§ Set task
For the copy, please give all of the data again exactly and leave the pictures out.

## BEGIN Entries supplied

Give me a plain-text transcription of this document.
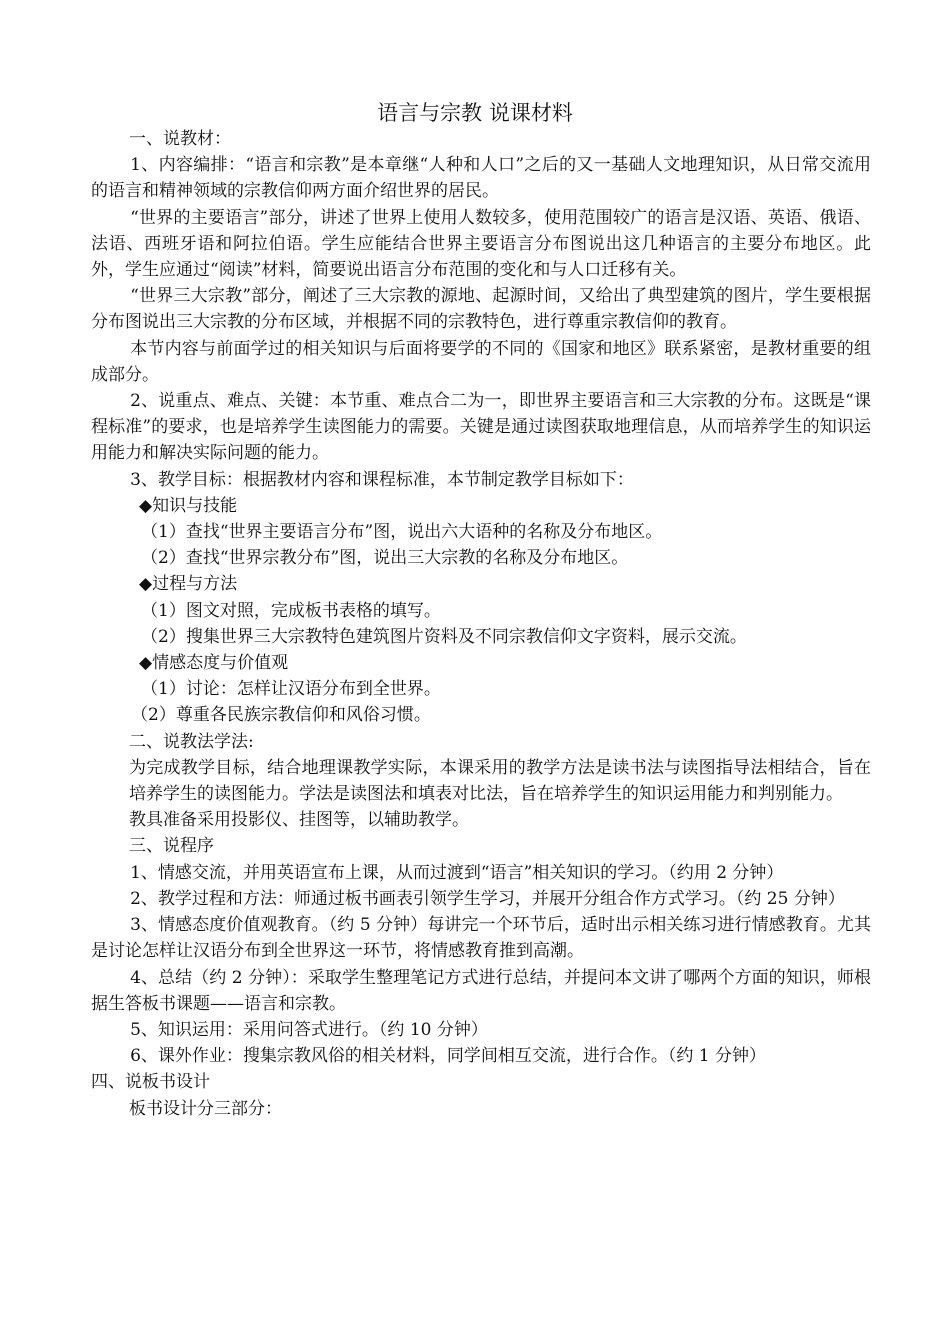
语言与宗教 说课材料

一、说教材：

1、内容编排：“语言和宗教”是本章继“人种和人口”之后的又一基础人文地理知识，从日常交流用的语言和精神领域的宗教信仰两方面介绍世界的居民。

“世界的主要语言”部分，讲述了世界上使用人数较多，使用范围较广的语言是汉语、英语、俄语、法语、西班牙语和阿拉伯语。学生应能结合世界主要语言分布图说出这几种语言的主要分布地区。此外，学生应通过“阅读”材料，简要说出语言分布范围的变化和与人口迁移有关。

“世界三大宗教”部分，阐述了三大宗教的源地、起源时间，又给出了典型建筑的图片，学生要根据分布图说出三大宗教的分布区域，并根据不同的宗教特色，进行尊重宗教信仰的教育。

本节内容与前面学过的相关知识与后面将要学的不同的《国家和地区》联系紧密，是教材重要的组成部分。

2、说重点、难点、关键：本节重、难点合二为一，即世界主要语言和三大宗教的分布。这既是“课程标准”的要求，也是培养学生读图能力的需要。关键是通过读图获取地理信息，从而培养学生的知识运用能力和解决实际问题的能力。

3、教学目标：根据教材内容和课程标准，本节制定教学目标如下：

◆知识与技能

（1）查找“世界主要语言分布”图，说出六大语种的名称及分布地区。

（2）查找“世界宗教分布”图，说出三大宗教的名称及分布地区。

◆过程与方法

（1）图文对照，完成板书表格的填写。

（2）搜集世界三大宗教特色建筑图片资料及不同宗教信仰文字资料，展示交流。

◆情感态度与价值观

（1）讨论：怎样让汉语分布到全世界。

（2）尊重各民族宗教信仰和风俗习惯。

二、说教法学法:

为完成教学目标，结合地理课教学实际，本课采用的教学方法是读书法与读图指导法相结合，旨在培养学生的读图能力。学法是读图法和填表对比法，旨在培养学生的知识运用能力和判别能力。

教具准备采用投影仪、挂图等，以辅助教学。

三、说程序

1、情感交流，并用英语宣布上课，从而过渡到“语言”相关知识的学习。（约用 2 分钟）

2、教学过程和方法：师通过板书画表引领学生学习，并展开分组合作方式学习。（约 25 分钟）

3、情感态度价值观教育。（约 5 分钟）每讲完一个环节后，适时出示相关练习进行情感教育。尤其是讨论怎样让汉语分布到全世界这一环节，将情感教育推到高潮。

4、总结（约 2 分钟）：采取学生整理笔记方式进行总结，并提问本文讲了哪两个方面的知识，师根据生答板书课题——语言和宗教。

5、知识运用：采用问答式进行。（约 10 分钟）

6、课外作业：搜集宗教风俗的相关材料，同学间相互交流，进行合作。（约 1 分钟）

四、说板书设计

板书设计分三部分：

## END Entries supplied

§ Correct result
Give me a plain-text transcription of this document.
语言与宗教 说课材料

一、说教材：

1、内容编排：“语言和宗教”是本章继“人种和人口”之后的又一基础人文地理知识，从日常交流用的语言和精神领域的宗教信仰两方面介绍世界的居民。

“世界的主要语言”部分，讲述了世界上使用人数较多，使用范围较广的语言是汉语、英语、俄语、法语、西班牙语和阿拉伯语。学生应能结合世界主要语言分布图说出这几种语言的主要分布地区。此外，学生应通过“阅读”材料，简要说出语言分布范围的变化和与人口迁移有关。

“世界三大宗教”部分，阐述了三大宗教的源地、起源时间，又给出了典型建筑的图片，学生要根据分布图说出三大宗教的分布区域，并根据不同的宗教特色，进行尊重宗教信仰的教育。

本节内容与前面学过的相关知识与后面将要学的不同的《国家和地区》联系紧密，是教材重要的组成部分。

2、说重点、难点、关键：本节重、难点合二为一，即世界主要语言和三大宗教的分布。这既是“课程标准”的要求，也是培养学生读图能力的需要。关键是通过读图获取地理信息，从而培养学生的知识运用能力和解决实际问题的能力。

3、教学目标：根据教材内容和课程标准，本节制定教学目标如下：

◆知识与技能

（1）查找“世界主要语言分布”图，说出六大语种的名称及分布地区。

（2）查找“世界宗教分布”图，说出三大宗教的名称及分布地区。

◆过程与方法

（1）图文对照，完成板书表格的填写。

（2）搜集世界三大宗教特色建筑图片资料及不同宗教信仰文字资料，展示交流。

◆情感态度与价值观

（1）讨论：怎样让汉语分布到全世界。

（2）尊重各民族宗教信仰和风俗习惯。

二、说教法学法:

为完成教学目标，结合地理课教学实际，本课采用的教学方法是读书法与读图指导法相结合，旨在培养学生的读图能力。学法是读图法和填表对比法，旨在培养学生的知识运用能力和判别能力。

教具准备采用投影仪、挂图等，以辅助教学。

三、说程序

1、情感交流，并用英语宣布上课，从而过渡到“语言”相关知识的学习。（约用 2 分钟）

2、教学过程和方法：师通过板书画表引领学生学习，并展开分组合作方式学习。（约 25 分钟）

3、情感态度价值观教育。（约 5 分钟）每讲完一个环节后，适时出示相关练习进行情感教育。尤其是讨论怎样让汉语分布到全世界这一环节，将情感教育推到高潮。

4、总结（约 2 分钟）：采取学生整理笔记方式进行总结，并提问本文讲了哪两个方面的知识，师根据生答板书课题——语言和宗教。

5、知识运用：采用问答式进行。（约 10 分钟）

6、课外作业：搜集宗教风俗的相关材料，同学间相互交流，进行合作。（约 1 分钟）

四、说板书设计

板书设计分三部分：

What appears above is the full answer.